Without omitting anything, return the records precisely as given.

====================

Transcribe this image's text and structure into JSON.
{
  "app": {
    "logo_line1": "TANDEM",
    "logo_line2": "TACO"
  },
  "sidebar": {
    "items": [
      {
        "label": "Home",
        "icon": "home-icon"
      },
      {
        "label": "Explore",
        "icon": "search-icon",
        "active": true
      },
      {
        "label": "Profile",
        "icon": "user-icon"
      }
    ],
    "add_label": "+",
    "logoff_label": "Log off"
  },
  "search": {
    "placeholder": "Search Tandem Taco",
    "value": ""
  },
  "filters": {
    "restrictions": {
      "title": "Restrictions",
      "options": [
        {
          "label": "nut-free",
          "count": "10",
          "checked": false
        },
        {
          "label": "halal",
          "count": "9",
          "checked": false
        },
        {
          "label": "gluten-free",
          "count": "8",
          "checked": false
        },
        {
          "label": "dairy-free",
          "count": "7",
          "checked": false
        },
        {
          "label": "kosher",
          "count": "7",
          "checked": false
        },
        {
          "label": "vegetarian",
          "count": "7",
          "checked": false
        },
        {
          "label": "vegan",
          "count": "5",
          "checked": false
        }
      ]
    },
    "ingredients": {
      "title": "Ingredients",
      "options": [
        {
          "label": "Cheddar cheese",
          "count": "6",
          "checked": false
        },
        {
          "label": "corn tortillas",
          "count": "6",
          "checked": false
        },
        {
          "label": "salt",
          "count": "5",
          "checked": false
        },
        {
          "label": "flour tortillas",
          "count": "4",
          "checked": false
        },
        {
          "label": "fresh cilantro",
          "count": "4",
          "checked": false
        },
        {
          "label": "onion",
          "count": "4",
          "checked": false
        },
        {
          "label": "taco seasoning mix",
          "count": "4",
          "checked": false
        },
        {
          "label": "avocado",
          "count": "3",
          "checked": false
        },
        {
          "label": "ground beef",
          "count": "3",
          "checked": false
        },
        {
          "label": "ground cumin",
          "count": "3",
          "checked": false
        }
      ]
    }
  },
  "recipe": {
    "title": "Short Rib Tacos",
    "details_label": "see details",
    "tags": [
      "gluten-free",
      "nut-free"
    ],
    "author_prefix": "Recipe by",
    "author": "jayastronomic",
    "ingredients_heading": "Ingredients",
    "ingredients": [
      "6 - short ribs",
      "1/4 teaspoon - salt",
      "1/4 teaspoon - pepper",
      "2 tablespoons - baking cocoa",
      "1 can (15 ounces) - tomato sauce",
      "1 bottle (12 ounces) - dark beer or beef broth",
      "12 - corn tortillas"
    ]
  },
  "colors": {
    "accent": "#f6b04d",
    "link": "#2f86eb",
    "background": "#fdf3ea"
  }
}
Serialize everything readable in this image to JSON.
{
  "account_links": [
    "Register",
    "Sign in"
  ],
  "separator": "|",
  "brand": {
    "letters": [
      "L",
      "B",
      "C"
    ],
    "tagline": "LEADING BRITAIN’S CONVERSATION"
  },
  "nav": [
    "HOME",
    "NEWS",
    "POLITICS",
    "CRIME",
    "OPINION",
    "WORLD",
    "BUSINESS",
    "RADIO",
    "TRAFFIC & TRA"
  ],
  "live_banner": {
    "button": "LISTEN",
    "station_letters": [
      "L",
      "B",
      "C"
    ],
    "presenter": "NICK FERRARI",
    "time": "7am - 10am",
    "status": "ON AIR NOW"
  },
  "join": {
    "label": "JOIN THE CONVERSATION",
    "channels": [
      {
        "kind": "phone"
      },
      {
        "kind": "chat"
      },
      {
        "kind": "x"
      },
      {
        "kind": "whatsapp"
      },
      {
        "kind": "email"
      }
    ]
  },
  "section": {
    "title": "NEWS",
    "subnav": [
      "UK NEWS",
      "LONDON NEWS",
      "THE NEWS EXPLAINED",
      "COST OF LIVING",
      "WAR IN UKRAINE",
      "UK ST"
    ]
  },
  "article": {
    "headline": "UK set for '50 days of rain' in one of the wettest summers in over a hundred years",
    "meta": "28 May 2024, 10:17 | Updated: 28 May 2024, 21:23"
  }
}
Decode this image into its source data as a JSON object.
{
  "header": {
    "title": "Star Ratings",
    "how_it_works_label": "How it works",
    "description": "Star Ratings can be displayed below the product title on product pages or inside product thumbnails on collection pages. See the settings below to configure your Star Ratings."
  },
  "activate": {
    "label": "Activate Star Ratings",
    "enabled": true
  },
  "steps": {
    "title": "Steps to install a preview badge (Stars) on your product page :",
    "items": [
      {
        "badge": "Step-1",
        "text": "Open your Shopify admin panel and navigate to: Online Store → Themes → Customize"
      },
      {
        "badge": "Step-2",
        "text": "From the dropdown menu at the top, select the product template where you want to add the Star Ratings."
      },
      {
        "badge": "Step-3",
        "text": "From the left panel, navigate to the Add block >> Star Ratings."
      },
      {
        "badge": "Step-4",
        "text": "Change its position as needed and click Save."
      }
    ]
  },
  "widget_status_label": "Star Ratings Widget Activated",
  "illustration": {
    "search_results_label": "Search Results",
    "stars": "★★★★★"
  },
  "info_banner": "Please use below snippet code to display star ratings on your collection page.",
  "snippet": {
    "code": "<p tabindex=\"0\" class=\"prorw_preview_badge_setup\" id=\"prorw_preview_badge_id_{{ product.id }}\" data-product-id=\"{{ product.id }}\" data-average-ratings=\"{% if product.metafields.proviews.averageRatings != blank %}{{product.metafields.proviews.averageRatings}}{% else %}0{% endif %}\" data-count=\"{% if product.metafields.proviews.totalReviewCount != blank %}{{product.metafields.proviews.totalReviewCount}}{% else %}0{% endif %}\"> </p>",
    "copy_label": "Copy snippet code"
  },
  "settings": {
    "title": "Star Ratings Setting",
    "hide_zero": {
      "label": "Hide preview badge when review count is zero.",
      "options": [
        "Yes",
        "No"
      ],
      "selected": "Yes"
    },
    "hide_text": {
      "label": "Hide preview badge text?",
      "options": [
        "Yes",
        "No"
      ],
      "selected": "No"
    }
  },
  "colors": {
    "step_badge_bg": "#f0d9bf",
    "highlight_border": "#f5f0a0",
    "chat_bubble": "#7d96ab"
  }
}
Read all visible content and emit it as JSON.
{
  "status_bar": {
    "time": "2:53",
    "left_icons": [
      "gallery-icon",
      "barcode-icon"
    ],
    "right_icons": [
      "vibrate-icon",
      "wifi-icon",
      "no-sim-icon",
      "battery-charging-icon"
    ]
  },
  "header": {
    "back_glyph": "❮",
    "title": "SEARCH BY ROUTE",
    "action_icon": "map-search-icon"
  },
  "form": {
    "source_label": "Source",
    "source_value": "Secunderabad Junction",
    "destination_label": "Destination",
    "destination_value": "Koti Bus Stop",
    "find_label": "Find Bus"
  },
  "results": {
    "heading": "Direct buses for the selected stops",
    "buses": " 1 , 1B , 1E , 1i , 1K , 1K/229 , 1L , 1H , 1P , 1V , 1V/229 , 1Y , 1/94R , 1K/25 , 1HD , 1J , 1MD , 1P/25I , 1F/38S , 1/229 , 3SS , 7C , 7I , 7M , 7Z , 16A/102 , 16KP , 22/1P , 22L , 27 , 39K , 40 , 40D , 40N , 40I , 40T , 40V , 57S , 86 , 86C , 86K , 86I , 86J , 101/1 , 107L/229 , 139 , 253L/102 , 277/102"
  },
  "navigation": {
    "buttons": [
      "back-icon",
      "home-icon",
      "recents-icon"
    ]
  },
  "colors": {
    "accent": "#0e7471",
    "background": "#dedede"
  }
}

====================

> [Result]:
Transcribe this image's text and structure into JSON.
{
  "app": {
    "logo_line1": "TANDEM",
    "logo_line2": "TACO"
  },
  "sidebar": {
    "items": [
      {
        "label": "Home",
        "icon": "home-icon"
      },
      {
        "label": "Explore",
        "icon": "search-icon",
        "active": true
      },
      {
        "label": "Profile",
        "icon": "user-icon"
      }
    ],
    "add_label": "+",
    "logoff_label": "Log off"
  },
  "search": {
    "placeholder": "Search Tandem Taco",
    "value": ""
  },
  "filters": {
    "restrictions": {
      "title": "Restrictions",
      "options": [
        {
          "label": "nut-free",
          "count": "10",
          "checked": false
        },
        {
          "label": "halal",
          "count": "9",
          "checked": false
        },
        {
          "label": "gluten-free",
          "count": "8",
          "checked": false
        },
        {
          "label": "dairy-free",
          "count": "7",
          "checked": false
        },
        {
          "label": "kosher",
          "count": "7",
          "checked": false
        },
        {
          "label": "vegetarian",
          "count": "7",
          "checked": false
        },
        {
          "label": "vegan",
          "count": "5",
          "checked": false
        }
      ]
    },
    "ingredients": {
      "title": "Ingredients",
      "options": [
        {
          "label": "Cheddar cheese",
          "count": "6",
          "checked": false
        },
        {
          "label": "corn tortillas",
          "count": "6",
          "checked": false
        },
        {
          "label": "salt",
          "count": "5",
          "checked": false
        },
        {
          "label": "flour tortillas",
          "count": "4",
          "checked": false
        },
        {
          "label": "fresh cilantro",
          "count": "4",
          "checked": false
        },
        {
          "label": "onion",
          "count": "4",
          "checked": false
        },
        {
          "label": "taco seasoning mix",
          "count": "4",
          "checked": false
        },
        {
          "label": "avocado",
          "count": "3",
          "checked": false
        },
        {
          "label": "ground beef",
          "count": "3",
          "checked": false
        },
        {
          "label": "ground cumin",
          "count": "3",
          "checked": false
        }
      ]
    }
  },
  "recipe": {
    "title": "Short Rib Tacos",
    "details_label": "see details",
    "tags": [
      "gluten-free",
      "nut-free"
    ],
    "author_prefix": "Recipe by",
    "author": "jayastronomic",
    "ingredients_heading": "Ingredients",
    "ingredients": [
      "6 - short ribs",
      "1/4 teaspoon - salt",
      "1/4 teaspoon - pepper",
      "2 tablespoons - baking cocoa",
      "1 can (15 ounces) - tomato sauce",
      "1 bottle (12 ounces) - dark beer or beef broth",
      "12 - corn tortillas"
    ]
  },
  "colors": {
    "accent": "#f6b04d",
    "link": "#2f86eb",
    "background": "#fdf3ea"
  }
}
Serialize everything readable in this image to JSON.
{
  "account_links": [
    "Register",
    "Sign in"
  ],
  "separator": "|",
  "brand": {
    "letters": [
      "L",
      "B",
      "C"
    ],
    "tagline": "LEADING BRITAIN’S CONVERSATION"
  },
  "nav": [
    "HOME",
    "NEWS",
    "POLITICS",
    "CRIME",
    "OPINION",
    "WORLD",
    "BUSINESS",
    "RADIO",
    "TRAFFIC & TRA"
  ],
  "live_banner": {
    "button": "LISTEN",
    "station_letters": [
      "L",
      "B",
      "C"
    ],
    "presenter": "NICK FERRARI",
    "time": "7am - 10am",
    "status": "ON AIR NOW"
  },
  "join": {
    "label": "JOIN THE CONVERSATION",
    "channels": [
      {
        "kind": "phone"
      },
      {
        "kind": "chat"
      },
      {
        "kind": "x"
      },
      {
        "kind": "whatsapp"
      },
      {
        "kind": "email"
      }
    ]
  },
  "section": {
    "title": "NEWS",
    "subnav": [
      "UK NEWS",
      "LONDON NEWS",
      "THE NEWS EXPLAINED",
      "COST OF LIVING",
      "WAR IN UKRAINE",
      "UK ST"
    ]
  },
  "article": {
    "headline": "UK set for '50 days of rain' in one of the wettest summers in over a hundred years",
    "meta": "28 May 2024, 10:17 | Updated: 28 May 2024, 21:23"
  }
}
Decode this image into its source data as a JSON object.
{
  "header": {
    "title": "Star Ratings",
    "how_it_works_label": "How it works",
    "description": "Star Ratings can be displayed below the product title on product pages or inside product thumbnails on collection pages. See the settings below to configure your Star Ratings."
  },
  "activate": {
    "label": "Activate Star Ratings",
    "enabled": true
  },
  "steps": {
    "title": "Steps to install a preview badge (Stars) on your product page :",
    "items": [
      {
        "badge": "Step-1",
        "text": "Open your Shopify admin panel and navigate to: Online Store → Themes → Customize"
      },
      {
        "badge": "Step-2",
        "text": "From the dropdown menu at the top, select the product template where you want to add the Star Ratings."
      },
      {
        "badge": "Step-3",
        "text": "From the left panel, navigate to the Add block >> Star Ratings."
      },
      {
        "badge": "Step-4",
        "text": "Change its position as needed and click Save."
      }
    ]
  },
  "widget_status_label": "Star Ratings Widget Activated",
  "illustration": {
    "search_results_label": "Search Results",
    "stars": "★★★★★"
  },
  "info_banner": "Please use below snippet code to display star ratings on your collection page.",
  "snippet": {
    "code": "<p tabindex=\"0\" class=\"prorw_preview_badge_setup\" id=\"prorw_preview_badge_id_{{ product.id }}\" data-product-id=\"{{ product.id }}\" data-average-ratings=\"{% if product.metafields.proviews.averageRatings != blank %}{{product.metafields.proviews.averageRatings}}{% else %}0{% endif %}\" data-count=\"{% if product.metafields.proviews.totalReviewCount != blank %}{{product.metafields.proviews.totalReviewCount}}{% else %}0{% endif %}\"> </p>",
    "copy_label": "Copy snippet code"
  },
  "settings": {
    "title": "Star Ratings Setting",
    "hide_zero": {
      "label": "Hide preview badge when review count is zero.",
      "options": [
        "Yes",
        "No"
      ],
      "selected": "Yes"
    },
    "hide_text": {
      "label": "Hide preview badge text?",
      "options": [
        "Yes",
        "No"
      ],
      "selected": "No"
    }
  },
  "colors": {
    "step_badge_bg": "#f0d9bf",
    "highlight_border": "#f5f0a0",
    "chat_bubble": "#7d96ab"
  }
}
Read all visible content and emit it as JSON.
{
  "status_bar": {
    "time": "2:53",
    "left_icons": [
      "gallery-icon",
      "barcode-icon"
    ],
    "right_icons": [
      "vibrate-icon",
      "wifi-icon",
      "no-sim-icon",
      "battery-charging-icon"
    ]
  },
  "header": {
    "back_glyph": "❮",
    "title": "SEARCH BY ROUTE",
    "action_icon": "map-search-icon"
  },
  "form": {
    "source_label": "Source",
    "source_value": "Secunderabad Junction",
    "destination_label": "Destination",
    "destination_value": "Koti Bus Stop",
    "find_label": "Find Bus"
  },
  "results": {
    "heading": "Direct buses for the selected stops",
    "buses": " 1 , 1B , 1E , 1i , 1K , 1K/229 , 1L , 1H , 1P , 1V , 1V/229 , 1Y , 1/94R , 1K/25 , 1HD , 1J , 1MD , 1P/25I , 1F/38S , 1/229 , 3SS , 7C , 7I , 7M , 7Z , 16A/102 , 16KP , 22/1P , 22L , 27 , 39K , 40 , 40D , 40N , 40I , 40T , 40V , 57S , 86 , 86C , 86K , 86I , 86J , 101/1 , 107L/229 , 139 , 253L/102 , 277/102"
  },
  "navigation": {
    "buttons": [
      "back-icon",
      "home-icon",
      "recents-icon"
    ]
  },
  "colors": {
    "accent": "#0e7471",
    "background": "#dedede"
  }
}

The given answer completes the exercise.